» WHAT YOU SHOULD DO
Using the data below, copy each line that includes the word "sešit".

____________________

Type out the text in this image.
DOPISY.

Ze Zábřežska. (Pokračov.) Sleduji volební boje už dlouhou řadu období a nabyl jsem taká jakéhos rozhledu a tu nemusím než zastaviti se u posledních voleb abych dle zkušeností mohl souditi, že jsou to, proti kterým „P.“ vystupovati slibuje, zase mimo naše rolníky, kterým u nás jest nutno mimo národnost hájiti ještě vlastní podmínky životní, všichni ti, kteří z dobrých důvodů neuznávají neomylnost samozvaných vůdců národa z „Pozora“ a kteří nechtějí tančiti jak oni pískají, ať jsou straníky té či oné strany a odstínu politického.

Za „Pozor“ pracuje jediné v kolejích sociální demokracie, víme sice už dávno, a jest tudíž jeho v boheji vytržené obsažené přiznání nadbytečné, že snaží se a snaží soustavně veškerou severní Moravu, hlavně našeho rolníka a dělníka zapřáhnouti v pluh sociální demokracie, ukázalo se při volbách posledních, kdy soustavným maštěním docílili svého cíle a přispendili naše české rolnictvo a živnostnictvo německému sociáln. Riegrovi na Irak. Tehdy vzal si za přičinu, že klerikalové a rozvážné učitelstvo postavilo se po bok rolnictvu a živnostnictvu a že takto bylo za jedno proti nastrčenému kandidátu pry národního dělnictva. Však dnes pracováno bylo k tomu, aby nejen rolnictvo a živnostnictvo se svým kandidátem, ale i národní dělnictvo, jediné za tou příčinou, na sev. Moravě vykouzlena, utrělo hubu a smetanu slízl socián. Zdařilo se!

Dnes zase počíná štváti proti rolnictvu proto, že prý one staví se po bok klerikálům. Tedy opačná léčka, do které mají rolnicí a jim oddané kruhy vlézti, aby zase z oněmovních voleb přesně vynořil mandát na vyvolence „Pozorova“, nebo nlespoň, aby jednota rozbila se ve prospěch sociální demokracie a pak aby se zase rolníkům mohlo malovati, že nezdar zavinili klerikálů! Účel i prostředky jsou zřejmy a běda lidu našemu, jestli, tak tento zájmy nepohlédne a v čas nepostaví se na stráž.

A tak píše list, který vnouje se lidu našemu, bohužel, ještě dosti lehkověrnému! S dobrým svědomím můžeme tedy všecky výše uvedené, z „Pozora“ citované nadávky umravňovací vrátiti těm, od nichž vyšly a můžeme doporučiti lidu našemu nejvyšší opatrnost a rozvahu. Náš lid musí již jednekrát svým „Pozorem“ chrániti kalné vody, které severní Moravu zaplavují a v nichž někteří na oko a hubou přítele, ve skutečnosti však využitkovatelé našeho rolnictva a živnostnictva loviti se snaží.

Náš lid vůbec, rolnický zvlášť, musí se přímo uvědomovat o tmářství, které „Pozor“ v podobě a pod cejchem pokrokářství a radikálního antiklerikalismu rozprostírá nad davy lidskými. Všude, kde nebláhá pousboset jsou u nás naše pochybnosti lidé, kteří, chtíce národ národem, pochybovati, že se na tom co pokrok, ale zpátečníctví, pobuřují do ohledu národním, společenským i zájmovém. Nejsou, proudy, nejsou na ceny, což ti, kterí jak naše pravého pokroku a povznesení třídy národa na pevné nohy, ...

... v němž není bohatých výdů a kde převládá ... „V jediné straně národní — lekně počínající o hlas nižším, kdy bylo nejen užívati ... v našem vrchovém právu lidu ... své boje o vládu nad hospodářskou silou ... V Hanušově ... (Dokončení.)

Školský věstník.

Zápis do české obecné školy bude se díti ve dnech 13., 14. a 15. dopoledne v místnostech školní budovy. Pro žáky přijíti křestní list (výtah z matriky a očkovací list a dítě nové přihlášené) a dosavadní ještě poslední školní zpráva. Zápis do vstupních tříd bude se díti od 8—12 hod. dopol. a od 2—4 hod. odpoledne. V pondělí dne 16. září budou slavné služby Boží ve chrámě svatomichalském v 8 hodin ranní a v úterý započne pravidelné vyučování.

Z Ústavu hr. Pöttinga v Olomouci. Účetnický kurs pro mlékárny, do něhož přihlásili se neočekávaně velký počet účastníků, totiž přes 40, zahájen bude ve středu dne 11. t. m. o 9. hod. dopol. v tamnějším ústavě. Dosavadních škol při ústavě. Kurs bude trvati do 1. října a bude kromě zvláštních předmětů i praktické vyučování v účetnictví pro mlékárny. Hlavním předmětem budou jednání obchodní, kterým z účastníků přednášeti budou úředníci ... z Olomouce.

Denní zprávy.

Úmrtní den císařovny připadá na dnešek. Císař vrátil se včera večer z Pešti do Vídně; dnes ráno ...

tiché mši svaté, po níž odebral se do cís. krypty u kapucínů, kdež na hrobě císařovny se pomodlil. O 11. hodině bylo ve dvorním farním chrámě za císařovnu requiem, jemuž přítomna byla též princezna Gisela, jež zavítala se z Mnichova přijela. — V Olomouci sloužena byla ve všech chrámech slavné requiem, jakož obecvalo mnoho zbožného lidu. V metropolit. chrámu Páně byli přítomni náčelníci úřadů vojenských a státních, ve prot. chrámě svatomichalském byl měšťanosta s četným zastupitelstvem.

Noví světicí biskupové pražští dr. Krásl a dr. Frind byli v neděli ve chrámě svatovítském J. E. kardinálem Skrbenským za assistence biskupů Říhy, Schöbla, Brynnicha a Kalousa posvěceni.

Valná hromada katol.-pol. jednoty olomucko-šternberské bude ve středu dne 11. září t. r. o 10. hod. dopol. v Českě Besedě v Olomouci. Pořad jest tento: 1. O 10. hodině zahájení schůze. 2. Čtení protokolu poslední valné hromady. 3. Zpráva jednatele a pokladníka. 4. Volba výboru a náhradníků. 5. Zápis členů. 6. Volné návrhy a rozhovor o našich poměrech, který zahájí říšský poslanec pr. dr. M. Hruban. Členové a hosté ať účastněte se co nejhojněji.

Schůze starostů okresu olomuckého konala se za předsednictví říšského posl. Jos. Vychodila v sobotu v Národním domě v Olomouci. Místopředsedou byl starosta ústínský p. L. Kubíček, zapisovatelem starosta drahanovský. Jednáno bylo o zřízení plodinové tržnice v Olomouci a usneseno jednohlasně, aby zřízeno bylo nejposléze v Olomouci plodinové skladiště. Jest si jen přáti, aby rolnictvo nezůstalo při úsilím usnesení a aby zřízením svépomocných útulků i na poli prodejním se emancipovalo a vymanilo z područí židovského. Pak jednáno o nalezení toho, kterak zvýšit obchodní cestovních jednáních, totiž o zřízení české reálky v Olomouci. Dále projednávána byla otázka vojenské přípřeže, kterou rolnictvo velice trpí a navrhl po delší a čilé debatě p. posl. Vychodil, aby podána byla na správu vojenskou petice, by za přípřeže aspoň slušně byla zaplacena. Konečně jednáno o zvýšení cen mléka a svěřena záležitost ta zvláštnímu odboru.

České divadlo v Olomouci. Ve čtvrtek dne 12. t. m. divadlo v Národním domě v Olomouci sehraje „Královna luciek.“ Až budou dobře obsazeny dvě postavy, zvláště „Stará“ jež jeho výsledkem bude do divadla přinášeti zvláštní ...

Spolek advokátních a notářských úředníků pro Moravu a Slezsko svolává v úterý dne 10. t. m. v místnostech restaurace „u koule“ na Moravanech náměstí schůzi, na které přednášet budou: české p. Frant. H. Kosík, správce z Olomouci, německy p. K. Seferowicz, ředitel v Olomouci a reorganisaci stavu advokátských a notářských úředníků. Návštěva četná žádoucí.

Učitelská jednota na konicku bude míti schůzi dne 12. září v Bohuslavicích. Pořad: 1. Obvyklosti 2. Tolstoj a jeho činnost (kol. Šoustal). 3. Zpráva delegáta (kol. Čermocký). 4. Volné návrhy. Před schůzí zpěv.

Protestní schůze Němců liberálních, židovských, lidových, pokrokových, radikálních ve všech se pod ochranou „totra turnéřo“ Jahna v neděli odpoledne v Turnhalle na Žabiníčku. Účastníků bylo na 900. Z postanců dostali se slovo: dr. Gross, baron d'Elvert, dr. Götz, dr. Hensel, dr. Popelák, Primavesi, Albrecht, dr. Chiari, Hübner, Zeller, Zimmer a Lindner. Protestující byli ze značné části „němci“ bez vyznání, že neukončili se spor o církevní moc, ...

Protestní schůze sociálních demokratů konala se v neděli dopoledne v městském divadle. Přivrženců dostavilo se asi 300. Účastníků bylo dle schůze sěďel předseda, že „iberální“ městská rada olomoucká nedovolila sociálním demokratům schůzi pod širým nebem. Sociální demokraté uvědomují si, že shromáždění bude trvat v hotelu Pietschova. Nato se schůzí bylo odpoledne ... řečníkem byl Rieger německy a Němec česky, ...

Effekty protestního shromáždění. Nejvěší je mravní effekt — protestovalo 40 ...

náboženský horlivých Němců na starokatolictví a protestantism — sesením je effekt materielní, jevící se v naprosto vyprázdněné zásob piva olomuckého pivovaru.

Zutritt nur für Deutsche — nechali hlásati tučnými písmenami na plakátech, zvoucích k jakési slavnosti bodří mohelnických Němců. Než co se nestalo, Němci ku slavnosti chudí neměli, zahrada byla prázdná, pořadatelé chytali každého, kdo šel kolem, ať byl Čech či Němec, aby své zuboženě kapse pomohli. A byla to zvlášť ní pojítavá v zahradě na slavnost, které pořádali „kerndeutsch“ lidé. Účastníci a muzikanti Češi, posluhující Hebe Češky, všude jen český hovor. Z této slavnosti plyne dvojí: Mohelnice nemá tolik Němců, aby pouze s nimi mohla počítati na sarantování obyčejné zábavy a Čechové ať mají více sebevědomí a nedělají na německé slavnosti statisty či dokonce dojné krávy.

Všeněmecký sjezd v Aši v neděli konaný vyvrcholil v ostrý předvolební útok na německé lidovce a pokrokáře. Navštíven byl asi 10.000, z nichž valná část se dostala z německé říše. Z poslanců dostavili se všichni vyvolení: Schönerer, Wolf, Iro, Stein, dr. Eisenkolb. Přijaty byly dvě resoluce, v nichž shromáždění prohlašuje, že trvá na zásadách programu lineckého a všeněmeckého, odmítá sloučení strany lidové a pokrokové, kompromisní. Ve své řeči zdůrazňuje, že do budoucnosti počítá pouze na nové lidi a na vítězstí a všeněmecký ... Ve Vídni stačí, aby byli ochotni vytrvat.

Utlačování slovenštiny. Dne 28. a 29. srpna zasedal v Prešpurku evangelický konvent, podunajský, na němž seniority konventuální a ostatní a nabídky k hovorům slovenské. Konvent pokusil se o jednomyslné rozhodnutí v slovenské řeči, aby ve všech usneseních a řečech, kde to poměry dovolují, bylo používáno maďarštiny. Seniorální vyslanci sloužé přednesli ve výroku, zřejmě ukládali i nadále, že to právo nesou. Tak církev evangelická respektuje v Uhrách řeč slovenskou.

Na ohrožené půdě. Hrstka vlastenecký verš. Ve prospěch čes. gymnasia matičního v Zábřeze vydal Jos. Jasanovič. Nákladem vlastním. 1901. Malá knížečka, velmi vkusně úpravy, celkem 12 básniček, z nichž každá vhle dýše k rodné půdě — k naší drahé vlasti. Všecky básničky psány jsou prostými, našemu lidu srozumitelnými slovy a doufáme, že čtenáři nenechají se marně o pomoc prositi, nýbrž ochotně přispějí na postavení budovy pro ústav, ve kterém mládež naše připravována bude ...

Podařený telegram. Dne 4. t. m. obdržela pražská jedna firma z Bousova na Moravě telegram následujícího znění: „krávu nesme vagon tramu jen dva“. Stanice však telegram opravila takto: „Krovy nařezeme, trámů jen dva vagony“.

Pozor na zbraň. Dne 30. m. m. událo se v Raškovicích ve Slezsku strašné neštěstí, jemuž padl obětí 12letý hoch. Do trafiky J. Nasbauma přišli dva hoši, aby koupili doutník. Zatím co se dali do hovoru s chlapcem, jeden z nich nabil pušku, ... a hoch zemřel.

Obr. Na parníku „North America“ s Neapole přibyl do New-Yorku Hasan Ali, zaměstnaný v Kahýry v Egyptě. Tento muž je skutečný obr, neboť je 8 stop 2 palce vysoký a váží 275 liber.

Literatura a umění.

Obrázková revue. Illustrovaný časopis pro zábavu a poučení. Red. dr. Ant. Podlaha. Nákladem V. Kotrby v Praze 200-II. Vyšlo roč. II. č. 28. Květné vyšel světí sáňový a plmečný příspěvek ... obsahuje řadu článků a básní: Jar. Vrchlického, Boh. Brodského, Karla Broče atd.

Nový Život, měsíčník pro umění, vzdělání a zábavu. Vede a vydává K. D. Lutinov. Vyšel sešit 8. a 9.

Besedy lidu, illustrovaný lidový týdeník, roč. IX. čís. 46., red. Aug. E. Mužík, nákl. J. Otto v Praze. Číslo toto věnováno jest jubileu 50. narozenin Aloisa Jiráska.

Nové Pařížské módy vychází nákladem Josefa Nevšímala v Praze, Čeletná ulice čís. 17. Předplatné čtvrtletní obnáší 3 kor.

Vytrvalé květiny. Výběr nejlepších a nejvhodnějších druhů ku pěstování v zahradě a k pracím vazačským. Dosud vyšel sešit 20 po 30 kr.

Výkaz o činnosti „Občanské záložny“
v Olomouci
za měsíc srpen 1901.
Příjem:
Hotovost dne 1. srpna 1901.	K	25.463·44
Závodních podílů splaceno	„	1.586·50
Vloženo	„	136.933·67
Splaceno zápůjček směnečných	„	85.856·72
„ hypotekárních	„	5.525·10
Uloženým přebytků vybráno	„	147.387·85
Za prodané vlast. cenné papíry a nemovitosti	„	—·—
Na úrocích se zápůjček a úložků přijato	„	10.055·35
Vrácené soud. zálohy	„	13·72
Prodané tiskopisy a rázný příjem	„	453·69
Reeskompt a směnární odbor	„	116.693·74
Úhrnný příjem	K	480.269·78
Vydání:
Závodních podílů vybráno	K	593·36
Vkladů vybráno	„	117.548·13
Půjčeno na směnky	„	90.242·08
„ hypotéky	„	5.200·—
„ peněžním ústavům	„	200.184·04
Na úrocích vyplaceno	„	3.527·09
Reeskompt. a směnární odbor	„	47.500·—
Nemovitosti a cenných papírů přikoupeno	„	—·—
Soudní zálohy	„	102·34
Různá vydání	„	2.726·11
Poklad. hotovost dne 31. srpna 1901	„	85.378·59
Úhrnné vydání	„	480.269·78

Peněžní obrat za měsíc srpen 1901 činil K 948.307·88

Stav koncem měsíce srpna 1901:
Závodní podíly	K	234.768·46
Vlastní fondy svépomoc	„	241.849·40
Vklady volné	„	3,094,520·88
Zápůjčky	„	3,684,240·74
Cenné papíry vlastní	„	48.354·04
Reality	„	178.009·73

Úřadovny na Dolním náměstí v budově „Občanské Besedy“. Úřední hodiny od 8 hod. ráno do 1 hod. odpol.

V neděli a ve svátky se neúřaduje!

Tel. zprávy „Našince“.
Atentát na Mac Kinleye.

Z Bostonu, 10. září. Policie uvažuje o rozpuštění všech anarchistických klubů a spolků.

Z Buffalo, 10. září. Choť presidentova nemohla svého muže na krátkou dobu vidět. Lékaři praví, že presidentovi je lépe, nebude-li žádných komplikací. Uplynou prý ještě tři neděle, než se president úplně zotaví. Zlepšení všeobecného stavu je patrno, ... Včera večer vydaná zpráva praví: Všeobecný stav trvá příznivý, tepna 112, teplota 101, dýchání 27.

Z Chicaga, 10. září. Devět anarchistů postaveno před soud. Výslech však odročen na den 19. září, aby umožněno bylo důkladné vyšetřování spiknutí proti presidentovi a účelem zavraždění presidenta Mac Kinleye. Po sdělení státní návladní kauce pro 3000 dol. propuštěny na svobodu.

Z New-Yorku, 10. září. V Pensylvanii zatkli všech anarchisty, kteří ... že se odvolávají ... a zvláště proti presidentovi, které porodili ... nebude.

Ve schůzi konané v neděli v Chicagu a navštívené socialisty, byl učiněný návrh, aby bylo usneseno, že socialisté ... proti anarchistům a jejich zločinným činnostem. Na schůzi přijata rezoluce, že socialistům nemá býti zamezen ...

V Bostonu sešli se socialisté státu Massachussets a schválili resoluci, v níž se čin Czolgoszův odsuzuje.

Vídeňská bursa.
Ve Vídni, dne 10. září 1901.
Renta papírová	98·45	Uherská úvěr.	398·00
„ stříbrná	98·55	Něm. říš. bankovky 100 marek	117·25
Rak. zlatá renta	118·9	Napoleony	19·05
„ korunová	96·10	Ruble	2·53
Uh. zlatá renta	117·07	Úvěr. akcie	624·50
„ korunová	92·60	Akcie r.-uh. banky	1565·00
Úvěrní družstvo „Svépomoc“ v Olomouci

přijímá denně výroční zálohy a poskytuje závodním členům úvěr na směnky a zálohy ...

____________________

» ANSWER TO THIS EXERCISE
Nový Život, měsíčník pro umění, vzdělání a zábavu. Vede a vydává K. D. Lutinov. Vyšel sešit 8. a 9.
Vytrvalé květiny. Výběr nejlepších a nejvhodnějších druhů ku pěstování v zahradě a k pracím vazačským. Dosud vyšel sešit 20 po 30 kr.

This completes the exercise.